-- START --

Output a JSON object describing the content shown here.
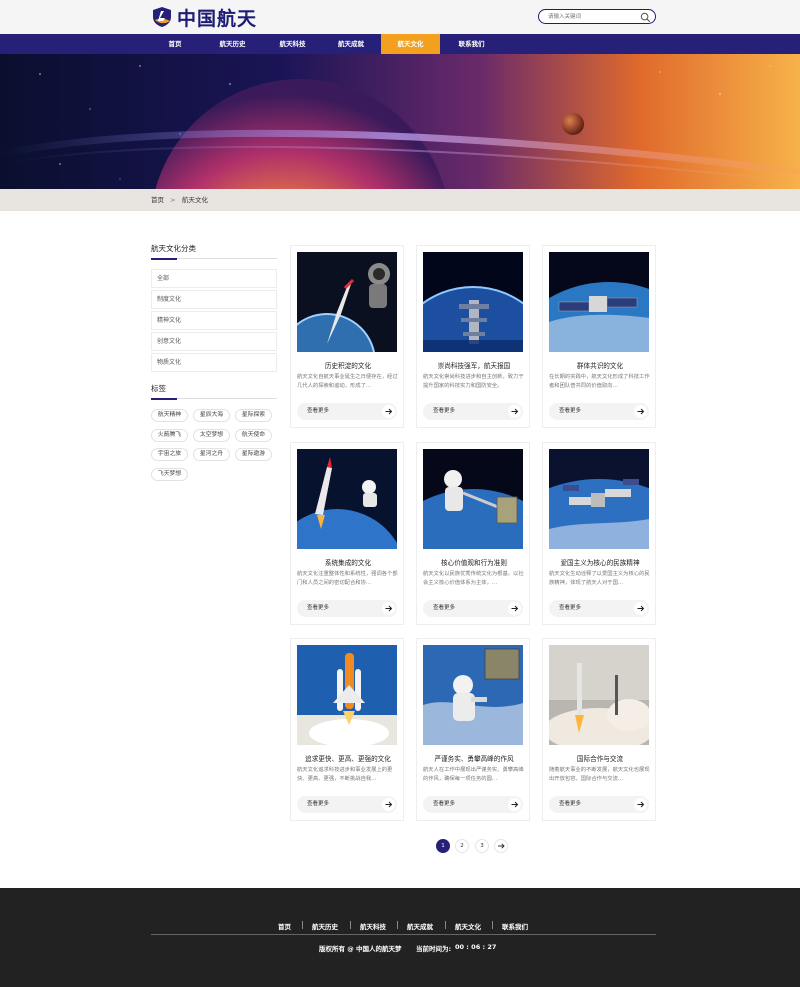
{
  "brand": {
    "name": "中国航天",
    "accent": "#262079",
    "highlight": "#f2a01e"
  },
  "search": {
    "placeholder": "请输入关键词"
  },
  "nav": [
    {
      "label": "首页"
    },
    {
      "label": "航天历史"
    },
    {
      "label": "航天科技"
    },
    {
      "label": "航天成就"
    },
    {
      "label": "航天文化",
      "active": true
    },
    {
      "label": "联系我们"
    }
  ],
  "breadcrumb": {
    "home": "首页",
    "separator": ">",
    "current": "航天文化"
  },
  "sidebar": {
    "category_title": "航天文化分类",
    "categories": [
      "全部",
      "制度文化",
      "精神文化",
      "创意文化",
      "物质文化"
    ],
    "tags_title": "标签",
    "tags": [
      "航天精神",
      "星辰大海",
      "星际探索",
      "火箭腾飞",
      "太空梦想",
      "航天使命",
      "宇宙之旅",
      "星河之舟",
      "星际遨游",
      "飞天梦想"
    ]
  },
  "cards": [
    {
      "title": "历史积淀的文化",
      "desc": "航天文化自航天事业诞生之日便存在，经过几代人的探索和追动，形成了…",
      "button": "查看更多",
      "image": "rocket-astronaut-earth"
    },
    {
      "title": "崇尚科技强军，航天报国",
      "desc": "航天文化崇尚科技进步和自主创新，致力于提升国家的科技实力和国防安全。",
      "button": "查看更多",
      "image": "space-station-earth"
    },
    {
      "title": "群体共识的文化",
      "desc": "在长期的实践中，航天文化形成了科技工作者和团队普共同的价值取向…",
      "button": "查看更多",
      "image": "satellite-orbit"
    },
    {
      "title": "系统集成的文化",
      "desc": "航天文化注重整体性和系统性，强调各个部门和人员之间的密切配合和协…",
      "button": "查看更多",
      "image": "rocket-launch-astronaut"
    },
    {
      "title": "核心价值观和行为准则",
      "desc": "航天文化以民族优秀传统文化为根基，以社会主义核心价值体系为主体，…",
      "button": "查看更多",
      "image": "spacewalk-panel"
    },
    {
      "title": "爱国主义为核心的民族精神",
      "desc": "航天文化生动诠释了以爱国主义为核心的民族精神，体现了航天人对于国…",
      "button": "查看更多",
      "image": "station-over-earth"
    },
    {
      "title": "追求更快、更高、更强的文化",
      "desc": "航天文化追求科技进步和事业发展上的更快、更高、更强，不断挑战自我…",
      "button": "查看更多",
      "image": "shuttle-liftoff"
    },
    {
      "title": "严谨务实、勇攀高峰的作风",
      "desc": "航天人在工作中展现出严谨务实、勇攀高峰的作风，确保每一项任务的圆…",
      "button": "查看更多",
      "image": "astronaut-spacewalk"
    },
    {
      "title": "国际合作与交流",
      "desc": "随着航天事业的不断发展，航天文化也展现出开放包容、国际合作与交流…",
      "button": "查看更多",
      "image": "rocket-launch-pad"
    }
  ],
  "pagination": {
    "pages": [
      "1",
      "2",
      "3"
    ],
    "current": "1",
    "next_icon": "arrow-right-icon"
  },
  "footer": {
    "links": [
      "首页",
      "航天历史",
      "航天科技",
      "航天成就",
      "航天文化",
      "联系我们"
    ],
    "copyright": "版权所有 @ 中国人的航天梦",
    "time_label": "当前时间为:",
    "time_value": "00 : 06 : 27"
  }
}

-- END --
-- START --

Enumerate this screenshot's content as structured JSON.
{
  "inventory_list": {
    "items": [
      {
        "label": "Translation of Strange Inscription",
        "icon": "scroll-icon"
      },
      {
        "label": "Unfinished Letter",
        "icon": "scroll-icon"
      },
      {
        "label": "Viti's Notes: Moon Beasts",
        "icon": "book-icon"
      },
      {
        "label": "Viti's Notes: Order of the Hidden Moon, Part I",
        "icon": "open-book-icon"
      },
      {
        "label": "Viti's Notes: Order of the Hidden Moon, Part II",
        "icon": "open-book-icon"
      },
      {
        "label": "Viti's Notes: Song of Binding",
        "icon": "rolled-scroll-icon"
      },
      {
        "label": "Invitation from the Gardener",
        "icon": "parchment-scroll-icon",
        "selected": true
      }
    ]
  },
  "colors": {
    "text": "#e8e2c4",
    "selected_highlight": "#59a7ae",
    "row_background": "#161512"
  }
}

-- END --

**Your task:**
From the data above, copy each line that holds "Notes".

**Result of this exercise:**
        "label": "Viti's Notes: Moon Beasts",
        "label": "Viti's Notes: Order of the Hidden Moon, Part I",
        "label": "Viti's Notes: Order of the Hidden Moon, Part II",
        "label": "Viti's Notes: Song of Binding",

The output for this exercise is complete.